Copy every line from the records below that holds the word "abonos".

>>>

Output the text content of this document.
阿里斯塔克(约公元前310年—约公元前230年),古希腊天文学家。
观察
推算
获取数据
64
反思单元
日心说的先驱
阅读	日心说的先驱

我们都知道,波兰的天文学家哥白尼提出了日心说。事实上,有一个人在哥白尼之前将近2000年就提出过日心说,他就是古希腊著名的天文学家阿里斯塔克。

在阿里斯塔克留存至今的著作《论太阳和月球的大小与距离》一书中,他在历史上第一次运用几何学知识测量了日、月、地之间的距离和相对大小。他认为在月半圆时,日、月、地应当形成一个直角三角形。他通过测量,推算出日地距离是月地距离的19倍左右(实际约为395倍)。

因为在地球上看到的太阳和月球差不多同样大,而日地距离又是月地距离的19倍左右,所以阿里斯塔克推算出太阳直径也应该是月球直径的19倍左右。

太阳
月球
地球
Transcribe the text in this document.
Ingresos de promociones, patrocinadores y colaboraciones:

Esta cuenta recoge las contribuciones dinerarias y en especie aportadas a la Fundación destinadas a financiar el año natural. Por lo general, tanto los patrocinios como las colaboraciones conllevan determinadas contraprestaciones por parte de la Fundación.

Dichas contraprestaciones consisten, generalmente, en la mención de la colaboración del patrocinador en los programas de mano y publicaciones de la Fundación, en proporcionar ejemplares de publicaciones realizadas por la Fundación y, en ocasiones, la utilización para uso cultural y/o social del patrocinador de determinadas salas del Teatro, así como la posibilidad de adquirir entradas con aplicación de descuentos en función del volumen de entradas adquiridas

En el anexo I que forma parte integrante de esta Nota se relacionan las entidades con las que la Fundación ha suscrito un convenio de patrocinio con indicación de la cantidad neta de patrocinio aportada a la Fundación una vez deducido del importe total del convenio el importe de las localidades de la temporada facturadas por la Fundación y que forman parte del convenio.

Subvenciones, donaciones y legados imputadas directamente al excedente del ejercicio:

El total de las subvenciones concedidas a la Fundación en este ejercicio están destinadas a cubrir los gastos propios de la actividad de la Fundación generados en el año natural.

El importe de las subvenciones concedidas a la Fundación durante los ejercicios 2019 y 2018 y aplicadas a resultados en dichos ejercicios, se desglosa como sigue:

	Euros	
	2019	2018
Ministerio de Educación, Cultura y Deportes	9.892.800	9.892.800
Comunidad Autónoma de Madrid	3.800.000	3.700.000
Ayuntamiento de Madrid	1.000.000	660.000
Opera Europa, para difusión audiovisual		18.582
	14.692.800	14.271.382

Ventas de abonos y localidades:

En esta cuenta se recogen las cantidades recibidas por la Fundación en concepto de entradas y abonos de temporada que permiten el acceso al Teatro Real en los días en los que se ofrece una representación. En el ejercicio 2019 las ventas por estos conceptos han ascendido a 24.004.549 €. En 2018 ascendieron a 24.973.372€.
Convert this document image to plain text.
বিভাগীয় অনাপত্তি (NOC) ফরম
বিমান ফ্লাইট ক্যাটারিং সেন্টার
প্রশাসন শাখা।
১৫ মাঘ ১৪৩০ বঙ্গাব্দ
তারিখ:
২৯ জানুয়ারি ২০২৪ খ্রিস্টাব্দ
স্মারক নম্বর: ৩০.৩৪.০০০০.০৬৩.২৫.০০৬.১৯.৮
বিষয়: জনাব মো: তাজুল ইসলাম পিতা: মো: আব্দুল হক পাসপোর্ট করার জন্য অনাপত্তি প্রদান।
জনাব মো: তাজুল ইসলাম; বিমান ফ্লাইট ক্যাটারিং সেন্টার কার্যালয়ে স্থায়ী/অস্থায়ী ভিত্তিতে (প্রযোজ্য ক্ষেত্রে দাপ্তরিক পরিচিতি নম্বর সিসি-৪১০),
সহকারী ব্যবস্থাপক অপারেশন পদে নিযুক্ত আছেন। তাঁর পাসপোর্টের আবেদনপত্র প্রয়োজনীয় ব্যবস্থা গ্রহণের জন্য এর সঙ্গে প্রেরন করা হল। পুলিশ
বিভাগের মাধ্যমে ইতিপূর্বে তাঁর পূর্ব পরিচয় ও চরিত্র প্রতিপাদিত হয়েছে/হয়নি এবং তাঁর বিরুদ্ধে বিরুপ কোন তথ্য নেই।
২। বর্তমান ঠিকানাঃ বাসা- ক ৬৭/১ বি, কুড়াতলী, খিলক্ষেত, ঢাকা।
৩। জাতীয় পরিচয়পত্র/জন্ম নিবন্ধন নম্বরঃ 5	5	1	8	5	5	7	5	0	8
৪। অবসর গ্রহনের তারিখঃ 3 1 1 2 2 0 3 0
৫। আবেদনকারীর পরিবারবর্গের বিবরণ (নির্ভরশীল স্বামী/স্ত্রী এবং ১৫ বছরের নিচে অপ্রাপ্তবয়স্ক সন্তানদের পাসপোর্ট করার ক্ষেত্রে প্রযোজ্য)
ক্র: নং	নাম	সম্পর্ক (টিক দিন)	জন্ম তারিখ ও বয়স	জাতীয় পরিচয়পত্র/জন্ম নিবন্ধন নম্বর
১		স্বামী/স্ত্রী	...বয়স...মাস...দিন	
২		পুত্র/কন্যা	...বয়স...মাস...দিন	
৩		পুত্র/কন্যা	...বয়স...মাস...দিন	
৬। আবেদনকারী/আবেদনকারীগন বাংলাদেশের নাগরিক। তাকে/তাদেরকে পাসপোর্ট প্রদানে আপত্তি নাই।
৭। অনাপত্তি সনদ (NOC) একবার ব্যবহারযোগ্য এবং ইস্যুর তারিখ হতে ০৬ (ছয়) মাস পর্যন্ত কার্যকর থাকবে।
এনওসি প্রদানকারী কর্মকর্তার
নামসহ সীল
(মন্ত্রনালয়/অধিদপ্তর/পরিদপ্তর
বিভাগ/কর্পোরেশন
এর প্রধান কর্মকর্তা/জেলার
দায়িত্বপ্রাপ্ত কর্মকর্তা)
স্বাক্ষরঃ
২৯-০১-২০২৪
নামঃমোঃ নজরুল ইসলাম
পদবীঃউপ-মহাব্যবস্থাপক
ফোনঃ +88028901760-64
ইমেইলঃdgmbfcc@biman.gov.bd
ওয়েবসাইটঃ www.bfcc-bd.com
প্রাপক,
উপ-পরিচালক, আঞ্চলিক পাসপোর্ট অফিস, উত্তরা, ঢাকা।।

<<<

_EXERCISE SOLUTION_.
Ventas de abonos y localidades:
En esta cuenta se recogen las cantidades recibidas por la Fundación en concepto de entradas y abonos de temporada que permiten el acceso al Teatro Real en los días en los que se ofrece una representación. En el ejercicio 2019 las ventas por estos conceptos han ascendido a 24.004.549 €. En 2018 ascendieron a 24.973.372€.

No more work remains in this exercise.